┏━━

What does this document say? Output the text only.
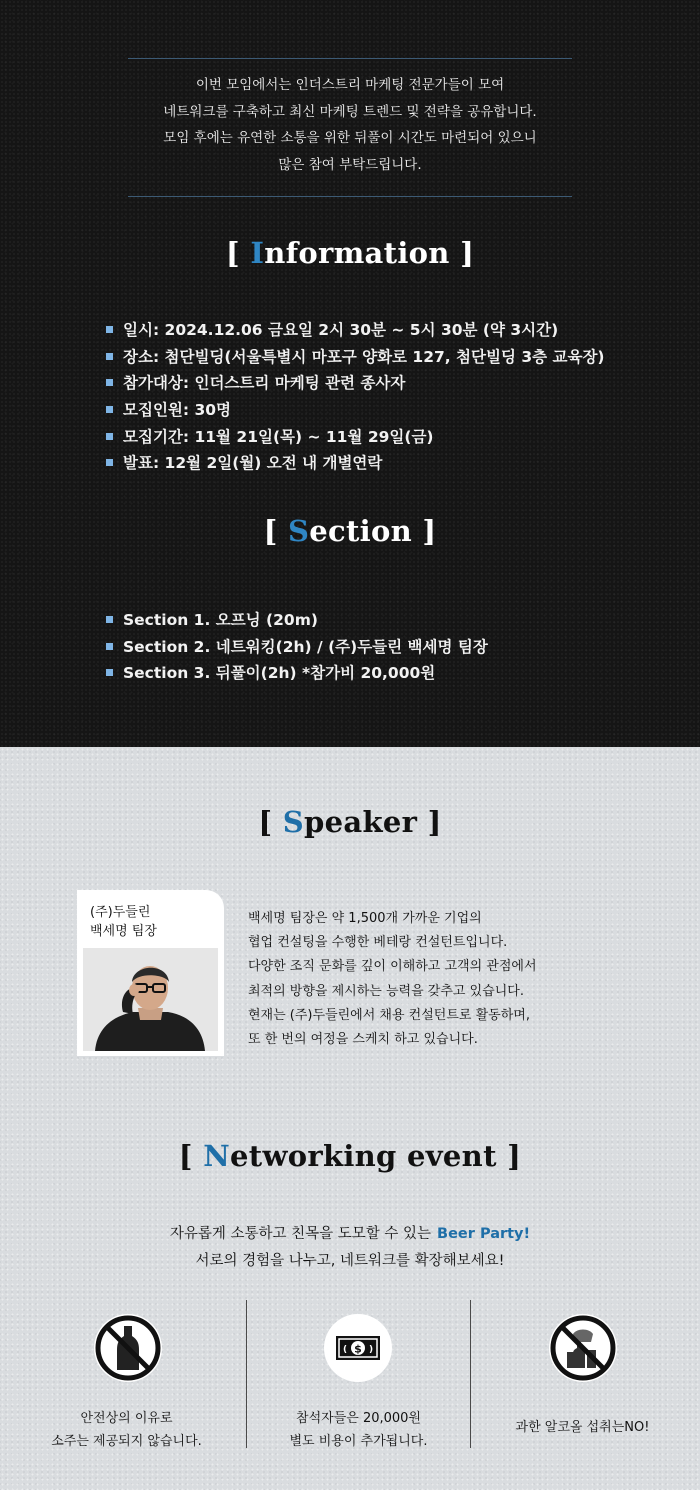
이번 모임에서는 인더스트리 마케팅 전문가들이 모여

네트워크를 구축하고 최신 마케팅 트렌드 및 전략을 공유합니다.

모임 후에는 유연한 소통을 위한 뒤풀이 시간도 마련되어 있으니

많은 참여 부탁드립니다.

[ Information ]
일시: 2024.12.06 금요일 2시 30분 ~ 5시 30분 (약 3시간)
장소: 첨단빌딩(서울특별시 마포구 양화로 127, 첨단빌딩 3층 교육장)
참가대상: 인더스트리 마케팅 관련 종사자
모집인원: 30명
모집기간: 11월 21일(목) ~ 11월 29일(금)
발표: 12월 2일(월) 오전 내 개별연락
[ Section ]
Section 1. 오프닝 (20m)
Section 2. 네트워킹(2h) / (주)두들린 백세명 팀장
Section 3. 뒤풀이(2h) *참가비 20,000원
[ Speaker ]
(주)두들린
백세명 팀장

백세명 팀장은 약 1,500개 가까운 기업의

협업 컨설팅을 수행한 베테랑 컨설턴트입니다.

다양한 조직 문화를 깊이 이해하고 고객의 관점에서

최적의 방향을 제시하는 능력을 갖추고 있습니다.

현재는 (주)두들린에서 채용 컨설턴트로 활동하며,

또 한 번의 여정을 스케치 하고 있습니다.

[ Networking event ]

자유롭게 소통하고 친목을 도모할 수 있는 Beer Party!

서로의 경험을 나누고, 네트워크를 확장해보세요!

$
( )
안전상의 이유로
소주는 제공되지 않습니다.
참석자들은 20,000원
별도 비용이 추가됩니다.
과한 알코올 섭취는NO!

┗━━
┏━━

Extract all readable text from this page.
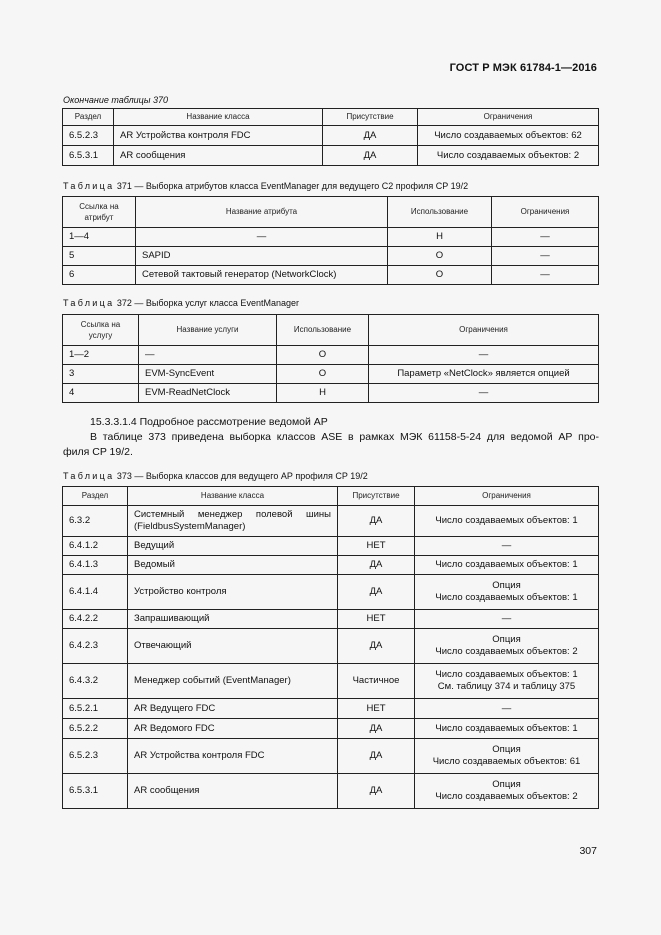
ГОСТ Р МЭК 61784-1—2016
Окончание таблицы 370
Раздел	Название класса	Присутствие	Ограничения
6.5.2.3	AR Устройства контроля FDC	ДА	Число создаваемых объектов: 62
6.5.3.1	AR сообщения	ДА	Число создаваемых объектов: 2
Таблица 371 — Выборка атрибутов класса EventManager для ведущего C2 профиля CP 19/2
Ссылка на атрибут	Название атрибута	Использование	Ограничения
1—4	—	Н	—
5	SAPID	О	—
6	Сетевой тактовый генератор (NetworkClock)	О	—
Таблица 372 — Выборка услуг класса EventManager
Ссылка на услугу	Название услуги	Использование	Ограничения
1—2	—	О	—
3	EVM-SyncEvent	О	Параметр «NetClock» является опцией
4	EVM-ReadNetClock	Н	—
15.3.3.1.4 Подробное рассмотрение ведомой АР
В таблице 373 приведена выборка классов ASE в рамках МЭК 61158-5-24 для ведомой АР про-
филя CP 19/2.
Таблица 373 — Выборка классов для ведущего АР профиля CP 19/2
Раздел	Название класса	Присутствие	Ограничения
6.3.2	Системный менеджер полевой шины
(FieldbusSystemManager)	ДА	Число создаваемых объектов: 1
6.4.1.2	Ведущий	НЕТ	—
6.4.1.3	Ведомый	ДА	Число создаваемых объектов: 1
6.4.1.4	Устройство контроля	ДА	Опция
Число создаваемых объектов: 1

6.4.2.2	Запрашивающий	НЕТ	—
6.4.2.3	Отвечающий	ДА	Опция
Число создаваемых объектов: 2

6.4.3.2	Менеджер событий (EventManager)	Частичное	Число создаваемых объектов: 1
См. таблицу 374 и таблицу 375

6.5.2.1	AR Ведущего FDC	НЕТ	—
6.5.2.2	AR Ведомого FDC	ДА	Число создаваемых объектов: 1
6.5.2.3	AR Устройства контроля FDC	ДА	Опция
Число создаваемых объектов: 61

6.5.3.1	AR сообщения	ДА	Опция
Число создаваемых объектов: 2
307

┗━━

== Problem ==
Identify the lines in the entries that hold "있습니다" and return each one.

== Output ==
최적의 방향을 제시하는 능력을 갖추고 있습니다.
또 한 번의 여정을 스케치 하고 있습니다.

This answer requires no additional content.